What you need to do —
1. In the article on paying off debt with 0% balance transfers, how long does the introductory period generally last?
2. Extend the article on paying off debt with 0% balance transfers from its last sentence.

**** Page text

Paying off Debt with 0% Balance Transfers

Usually when you hear about 0% balance transfers, you think of consolidating high interest credit card debt into a new 0% credit card. But what about other debt, such as a car loan or even a home loan? What if you were to transfer that balance onto a 0% balance transfer credit card, essentially financing your debt at a 0% rate? Most would advise against this for two reasons: Firstly, the 0% APR would only apply during the introductory period, which is generally 12 months. Secondly, it is a huge risk to do this because if for some reason you aren't able to pay the debt off within the introductory period, your interest rate on the debt would go through the roof.

This risk however does not bother LAMoneyGuy, who is planning to refinance his car loan by obtaining a 0% balance transfer credit card. Admittedly, the 0% balance transfer arbitrage risk for him is minimal, since he currently has enough money in his savings account if he needs it in 12 months. Some more interesting thoughts on this are at Blueprint for Financial Prosperity.

********
**** Given data

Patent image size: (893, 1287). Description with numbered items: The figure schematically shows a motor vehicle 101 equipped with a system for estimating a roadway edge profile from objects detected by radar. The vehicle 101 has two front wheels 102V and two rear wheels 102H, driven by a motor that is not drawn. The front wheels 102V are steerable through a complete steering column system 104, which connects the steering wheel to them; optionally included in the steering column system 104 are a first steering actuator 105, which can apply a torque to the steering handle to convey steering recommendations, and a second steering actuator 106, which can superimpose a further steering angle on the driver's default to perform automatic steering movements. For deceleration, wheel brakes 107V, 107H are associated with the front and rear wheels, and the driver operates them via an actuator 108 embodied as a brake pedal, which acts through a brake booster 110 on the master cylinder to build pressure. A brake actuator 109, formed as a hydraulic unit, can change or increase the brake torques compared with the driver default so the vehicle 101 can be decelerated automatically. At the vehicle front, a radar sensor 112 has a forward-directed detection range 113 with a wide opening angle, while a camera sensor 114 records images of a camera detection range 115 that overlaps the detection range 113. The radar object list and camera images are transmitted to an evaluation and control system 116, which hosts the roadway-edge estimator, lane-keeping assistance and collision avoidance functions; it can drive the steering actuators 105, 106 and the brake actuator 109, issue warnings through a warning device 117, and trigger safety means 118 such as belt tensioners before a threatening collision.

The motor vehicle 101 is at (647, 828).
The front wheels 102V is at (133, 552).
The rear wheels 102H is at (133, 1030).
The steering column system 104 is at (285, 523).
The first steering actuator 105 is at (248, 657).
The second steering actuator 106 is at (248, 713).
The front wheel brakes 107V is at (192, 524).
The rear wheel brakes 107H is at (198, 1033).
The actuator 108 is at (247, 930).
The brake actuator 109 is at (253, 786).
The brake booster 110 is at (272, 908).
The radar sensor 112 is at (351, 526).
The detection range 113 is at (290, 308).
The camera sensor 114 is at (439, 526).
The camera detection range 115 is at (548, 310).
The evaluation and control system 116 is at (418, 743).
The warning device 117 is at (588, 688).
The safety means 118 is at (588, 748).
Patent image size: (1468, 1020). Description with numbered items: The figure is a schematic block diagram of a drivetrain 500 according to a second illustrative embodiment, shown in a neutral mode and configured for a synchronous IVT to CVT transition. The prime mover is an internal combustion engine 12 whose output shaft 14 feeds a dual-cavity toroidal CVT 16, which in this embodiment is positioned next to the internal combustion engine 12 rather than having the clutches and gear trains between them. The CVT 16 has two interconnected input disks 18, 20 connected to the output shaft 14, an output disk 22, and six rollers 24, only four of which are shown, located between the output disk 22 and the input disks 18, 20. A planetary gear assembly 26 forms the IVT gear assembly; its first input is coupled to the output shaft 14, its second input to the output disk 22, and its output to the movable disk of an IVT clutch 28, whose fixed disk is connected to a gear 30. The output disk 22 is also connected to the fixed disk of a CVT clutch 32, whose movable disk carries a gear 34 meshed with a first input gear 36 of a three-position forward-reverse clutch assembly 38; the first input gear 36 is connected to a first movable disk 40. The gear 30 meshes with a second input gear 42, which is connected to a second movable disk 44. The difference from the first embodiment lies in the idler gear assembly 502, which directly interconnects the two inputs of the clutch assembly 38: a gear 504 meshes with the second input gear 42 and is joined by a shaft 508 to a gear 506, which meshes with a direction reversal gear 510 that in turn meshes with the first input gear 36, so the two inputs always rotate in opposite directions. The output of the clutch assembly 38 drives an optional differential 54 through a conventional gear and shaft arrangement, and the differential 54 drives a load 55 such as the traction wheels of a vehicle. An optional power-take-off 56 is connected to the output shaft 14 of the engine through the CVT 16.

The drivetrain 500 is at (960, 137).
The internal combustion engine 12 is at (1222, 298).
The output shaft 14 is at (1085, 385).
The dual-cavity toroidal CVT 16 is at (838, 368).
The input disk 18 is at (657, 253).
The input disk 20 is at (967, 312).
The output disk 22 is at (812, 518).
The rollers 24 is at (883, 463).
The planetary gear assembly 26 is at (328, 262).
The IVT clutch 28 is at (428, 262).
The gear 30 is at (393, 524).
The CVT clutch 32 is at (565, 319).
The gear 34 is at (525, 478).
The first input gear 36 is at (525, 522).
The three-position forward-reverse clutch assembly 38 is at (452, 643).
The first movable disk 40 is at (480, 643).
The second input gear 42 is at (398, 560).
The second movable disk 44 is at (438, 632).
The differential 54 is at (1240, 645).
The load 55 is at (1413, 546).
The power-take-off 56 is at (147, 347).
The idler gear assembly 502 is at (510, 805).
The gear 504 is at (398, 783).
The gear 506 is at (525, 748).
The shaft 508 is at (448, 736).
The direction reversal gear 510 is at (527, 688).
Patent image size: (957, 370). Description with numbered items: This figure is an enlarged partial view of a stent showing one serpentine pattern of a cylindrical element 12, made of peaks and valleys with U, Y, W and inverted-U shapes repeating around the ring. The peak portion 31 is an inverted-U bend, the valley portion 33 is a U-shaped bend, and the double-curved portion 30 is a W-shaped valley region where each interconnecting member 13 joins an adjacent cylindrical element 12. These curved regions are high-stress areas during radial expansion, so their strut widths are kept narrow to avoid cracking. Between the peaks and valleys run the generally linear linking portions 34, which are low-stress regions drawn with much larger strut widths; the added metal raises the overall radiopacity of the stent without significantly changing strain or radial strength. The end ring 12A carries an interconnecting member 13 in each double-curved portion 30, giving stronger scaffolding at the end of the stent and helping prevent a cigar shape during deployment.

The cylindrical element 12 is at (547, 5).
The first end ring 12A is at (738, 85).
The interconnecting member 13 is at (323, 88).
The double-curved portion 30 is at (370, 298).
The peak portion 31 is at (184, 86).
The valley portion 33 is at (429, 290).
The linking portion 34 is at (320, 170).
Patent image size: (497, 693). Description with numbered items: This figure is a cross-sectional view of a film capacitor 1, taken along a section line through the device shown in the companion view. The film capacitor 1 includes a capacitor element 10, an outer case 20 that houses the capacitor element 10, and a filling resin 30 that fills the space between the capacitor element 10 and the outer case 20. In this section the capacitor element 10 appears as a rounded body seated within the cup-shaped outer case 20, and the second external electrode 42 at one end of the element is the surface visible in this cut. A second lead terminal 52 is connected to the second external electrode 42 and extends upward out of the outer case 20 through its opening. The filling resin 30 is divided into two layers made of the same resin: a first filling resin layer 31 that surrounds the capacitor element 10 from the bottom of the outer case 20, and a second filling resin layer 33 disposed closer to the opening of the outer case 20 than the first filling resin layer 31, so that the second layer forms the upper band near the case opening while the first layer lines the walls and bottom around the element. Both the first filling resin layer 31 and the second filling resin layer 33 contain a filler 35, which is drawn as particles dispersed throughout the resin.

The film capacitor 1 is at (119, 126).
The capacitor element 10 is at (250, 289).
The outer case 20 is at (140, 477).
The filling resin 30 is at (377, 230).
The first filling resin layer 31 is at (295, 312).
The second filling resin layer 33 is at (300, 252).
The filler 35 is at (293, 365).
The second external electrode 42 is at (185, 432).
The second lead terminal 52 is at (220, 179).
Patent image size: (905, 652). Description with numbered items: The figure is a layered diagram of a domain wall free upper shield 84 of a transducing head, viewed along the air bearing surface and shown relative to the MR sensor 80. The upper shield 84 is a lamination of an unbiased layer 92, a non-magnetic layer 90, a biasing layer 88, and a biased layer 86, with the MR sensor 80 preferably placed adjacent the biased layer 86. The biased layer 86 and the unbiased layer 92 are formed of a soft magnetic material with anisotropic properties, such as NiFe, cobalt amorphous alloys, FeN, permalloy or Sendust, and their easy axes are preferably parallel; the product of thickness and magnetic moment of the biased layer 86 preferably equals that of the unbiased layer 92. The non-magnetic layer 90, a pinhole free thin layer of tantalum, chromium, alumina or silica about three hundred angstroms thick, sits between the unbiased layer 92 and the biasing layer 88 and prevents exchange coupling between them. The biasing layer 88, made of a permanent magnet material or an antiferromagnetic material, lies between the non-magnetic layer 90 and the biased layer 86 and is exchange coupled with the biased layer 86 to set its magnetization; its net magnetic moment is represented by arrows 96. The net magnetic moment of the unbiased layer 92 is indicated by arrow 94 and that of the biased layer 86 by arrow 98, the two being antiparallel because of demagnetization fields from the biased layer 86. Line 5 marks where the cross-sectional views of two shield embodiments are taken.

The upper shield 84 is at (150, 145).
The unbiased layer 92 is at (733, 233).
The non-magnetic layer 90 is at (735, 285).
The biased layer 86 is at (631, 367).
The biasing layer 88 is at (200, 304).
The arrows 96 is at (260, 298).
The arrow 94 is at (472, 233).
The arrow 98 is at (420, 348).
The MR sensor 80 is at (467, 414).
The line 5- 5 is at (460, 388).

********

Task answers —
1. Generally 12 months.

2.
So if LAMoneyGuy can do it, shouldn't you too? Some advice — at Credit Card Blog, we tend to be risk-averse. In fact, we are extremely risk-averse. We would never advise playing the 0% balance transfer arbitrage game unless you have in hand some emergency cash, as LAMoneyGuy does. You never know what might happen with your cash flow situation several months into the future. Should it dry up for some reason, you could be left with some pretty hefty interest on your new 0% balance transfer card a year from now. As usual, be aware of the risk and play it smart, or don't play it at all.